◆ **The problem**: Using the listing below, select the lines with the word "bottom" and copy them.

Figure collection entries:
+ + + +
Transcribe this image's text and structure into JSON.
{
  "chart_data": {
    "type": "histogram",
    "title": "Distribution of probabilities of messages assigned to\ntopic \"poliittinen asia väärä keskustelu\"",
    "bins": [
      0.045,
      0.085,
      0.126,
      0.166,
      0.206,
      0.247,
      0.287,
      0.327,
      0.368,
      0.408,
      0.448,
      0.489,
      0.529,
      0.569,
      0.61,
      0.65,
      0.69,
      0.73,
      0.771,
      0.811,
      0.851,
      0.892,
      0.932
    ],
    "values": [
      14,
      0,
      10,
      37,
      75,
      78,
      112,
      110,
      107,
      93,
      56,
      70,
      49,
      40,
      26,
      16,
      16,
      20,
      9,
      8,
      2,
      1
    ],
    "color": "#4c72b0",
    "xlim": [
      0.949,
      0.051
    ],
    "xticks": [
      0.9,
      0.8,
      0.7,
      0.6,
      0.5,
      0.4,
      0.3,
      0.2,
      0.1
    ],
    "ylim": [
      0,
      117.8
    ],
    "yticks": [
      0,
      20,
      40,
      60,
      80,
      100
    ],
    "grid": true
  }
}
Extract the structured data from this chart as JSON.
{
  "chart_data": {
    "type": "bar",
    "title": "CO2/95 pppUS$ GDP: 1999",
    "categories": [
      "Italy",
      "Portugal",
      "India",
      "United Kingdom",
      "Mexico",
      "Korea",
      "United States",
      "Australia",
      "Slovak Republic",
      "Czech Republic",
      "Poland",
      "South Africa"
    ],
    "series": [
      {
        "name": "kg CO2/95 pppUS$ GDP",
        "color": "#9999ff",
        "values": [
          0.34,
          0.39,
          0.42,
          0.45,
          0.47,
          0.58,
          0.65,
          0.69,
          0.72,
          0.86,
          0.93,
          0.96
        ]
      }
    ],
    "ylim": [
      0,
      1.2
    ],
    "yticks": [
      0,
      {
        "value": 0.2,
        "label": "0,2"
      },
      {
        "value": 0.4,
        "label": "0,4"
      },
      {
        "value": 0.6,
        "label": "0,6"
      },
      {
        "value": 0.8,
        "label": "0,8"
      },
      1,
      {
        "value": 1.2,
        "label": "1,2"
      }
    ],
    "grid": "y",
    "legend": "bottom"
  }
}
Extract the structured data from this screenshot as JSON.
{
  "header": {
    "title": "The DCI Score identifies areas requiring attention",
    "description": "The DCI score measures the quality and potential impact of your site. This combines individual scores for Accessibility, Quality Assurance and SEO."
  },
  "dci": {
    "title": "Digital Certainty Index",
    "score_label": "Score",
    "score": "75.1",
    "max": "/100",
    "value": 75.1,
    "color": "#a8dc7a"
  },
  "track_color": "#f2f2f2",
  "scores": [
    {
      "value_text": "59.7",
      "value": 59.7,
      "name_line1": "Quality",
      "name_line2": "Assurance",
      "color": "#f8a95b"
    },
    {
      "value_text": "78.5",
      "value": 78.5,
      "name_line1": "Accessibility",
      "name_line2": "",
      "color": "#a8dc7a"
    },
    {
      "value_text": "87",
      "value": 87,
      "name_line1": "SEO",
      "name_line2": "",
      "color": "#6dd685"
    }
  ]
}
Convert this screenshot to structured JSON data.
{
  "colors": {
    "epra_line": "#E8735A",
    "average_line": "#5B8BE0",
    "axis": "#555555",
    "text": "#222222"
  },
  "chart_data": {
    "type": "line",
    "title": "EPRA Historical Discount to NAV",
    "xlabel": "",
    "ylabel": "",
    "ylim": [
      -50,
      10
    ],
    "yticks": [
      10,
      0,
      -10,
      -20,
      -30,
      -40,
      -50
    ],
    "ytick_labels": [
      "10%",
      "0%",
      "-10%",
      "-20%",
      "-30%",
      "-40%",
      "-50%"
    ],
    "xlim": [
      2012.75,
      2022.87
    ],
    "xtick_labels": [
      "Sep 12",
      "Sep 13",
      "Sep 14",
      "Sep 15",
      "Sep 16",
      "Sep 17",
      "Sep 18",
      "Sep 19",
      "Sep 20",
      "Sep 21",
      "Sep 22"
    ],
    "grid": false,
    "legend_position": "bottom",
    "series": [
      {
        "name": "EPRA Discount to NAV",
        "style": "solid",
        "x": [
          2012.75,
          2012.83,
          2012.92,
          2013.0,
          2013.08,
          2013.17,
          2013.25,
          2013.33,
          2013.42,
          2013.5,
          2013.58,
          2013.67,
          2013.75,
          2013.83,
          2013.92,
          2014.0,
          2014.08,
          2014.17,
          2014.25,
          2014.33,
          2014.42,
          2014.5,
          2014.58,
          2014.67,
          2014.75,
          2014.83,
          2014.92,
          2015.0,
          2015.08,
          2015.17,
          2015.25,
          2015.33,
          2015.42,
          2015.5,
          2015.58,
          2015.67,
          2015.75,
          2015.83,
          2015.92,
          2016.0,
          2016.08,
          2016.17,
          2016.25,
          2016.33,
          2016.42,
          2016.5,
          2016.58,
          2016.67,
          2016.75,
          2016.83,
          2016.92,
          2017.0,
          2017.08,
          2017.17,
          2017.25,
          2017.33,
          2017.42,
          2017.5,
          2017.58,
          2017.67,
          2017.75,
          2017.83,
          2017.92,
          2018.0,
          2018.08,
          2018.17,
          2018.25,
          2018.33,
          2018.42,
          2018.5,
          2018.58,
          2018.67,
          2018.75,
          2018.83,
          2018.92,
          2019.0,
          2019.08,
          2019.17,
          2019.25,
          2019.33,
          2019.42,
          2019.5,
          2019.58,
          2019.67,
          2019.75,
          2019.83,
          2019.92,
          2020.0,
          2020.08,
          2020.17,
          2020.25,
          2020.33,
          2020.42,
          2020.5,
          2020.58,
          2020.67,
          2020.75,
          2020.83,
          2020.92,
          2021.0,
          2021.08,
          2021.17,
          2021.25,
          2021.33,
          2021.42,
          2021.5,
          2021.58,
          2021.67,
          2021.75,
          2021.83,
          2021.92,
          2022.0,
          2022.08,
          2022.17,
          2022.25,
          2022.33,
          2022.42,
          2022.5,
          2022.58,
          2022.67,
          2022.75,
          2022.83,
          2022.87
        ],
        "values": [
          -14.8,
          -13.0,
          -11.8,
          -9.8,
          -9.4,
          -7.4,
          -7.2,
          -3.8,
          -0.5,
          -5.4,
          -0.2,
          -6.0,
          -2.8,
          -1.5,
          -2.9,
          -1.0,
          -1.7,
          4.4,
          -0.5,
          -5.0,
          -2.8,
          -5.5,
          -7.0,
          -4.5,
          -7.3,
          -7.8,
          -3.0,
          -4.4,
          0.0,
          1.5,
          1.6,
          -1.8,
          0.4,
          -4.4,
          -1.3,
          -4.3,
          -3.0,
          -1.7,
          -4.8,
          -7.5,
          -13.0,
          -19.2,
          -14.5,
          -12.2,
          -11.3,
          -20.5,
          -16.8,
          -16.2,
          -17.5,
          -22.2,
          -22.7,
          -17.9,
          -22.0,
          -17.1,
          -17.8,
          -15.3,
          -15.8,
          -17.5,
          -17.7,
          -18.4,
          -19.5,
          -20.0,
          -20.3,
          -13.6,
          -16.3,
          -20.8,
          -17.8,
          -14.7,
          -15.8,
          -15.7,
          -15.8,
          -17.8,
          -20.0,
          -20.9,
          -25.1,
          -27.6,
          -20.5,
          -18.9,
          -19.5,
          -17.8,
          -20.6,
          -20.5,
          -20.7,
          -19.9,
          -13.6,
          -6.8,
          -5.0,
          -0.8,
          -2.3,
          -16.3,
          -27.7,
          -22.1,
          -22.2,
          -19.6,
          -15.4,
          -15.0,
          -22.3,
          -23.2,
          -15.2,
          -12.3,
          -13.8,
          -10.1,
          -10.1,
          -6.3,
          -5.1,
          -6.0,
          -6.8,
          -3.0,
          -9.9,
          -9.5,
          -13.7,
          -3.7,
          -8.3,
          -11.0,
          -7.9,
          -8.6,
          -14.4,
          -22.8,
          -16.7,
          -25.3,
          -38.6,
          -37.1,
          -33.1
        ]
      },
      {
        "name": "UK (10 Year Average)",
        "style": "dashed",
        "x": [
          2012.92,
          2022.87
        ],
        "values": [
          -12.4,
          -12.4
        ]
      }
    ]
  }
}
+ + + +
◆ **Worked solution**:
    "legend": "bottom"
    "legend_position": "bottom",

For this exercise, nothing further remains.